Where a line contains the word "after", copy that line in full.

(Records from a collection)
[start]
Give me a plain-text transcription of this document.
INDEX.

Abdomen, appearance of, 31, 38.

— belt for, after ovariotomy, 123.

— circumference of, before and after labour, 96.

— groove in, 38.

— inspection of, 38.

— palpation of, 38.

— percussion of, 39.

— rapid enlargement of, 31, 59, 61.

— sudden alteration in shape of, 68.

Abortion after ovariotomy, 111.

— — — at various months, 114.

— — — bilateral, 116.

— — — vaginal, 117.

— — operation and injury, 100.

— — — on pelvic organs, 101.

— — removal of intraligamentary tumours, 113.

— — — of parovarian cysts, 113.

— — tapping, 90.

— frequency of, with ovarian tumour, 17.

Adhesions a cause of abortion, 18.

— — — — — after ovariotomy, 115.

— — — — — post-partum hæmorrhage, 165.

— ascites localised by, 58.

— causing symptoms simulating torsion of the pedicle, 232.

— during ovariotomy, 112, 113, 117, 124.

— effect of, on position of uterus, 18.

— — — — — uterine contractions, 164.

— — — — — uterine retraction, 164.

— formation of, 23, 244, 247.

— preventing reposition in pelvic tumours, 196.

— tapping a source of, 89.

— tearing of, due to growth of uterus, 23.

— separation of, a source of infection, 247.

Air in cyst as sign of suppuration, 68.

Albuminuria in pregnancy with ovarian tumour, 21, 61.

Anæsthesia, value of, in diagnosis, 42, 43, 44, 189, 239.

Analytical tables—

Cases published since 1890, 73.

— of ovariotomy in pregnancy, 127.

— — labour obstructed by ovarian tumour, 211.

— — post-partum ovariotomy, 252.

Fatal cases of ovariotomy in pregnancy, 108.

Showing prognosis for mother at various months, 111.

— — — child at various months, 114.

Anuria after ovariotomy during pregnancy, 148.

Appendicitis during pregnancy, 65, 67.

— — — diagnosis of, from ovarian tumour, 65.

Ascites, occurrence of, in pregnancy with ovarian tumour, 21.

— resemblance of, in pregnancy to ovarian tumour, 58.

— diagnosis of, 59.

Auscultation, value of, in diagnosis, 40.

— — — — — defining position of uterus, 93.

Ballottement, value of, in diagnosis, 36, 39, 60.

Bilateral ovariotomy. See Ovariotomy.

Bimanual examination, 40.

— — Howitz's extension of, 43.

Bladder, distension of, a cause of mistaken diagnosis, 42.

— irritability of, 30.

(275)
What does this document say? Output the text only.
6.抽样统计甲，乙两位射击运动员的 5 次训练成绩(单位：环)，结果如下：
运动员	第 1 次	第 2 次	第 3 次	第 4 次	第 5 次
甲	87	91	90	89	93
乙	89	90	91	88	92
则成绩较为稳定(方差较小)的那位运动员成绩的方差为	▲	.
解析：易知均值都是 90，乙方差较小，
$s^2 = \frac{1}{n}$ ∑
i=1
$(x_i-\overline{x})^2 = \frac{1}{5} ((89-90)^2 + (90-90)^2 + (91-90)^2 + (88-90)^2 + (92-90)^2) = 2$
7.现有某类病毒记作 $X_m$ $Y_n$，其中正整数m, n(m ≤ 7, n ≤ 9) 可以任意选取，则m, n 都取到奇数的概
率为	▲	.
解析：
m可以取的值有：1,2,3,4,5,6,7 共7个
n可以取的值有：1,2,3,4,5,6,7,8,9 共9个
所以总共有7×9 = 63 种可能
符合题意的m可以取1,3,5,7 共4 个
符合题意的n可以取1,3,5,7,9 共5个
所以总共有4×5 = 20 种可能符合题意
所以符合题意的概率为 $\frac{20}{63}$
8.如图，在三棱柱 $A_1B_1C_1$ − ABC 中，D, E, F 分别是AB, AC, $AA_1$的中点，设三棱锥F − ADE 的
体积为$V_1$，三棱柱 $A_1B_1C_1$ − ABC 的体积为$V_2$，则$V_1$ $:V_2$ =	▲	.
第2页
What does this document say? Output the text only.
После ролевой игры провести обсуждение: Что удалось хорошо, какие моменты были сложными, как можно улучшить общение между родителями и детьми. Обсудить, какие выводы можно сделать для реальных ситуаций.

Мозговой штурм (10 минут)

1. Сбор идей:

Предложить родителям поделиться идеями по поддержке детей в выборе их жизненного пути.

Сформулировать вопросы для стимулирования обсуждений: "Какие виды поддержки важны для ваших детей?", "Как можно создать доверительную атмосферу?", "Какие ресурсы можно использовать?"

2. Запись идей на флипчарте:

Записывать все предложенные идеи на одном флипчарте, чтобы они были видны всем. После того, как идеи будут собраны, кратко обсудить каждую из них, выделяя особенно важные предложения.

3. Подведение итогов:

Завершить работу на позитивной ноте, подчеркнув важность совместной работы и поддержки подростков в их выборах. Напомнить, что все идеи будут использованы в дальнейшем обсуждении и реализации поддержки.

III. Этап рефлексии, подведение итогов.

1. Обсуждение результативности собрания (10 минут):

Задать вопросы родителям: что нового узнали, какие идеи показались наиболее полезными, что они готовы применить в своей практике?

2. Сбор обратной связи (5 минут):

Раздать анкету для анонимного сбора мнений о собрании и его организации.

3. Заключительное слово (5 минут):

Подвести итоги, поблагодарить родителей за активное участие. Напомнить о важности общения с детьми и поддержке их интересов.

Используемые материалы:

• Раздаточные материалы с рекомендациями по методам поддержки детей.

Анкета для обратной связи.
[end]
_Exercise result_:
— belt for, after ovariotomy, 123.
— circumference of, before and after labour, 96.
Abortion after ovariotomy, 111.
— — — — — after ovariotomy, 115.
Anuria after ovariotomy during pregnancy, 148.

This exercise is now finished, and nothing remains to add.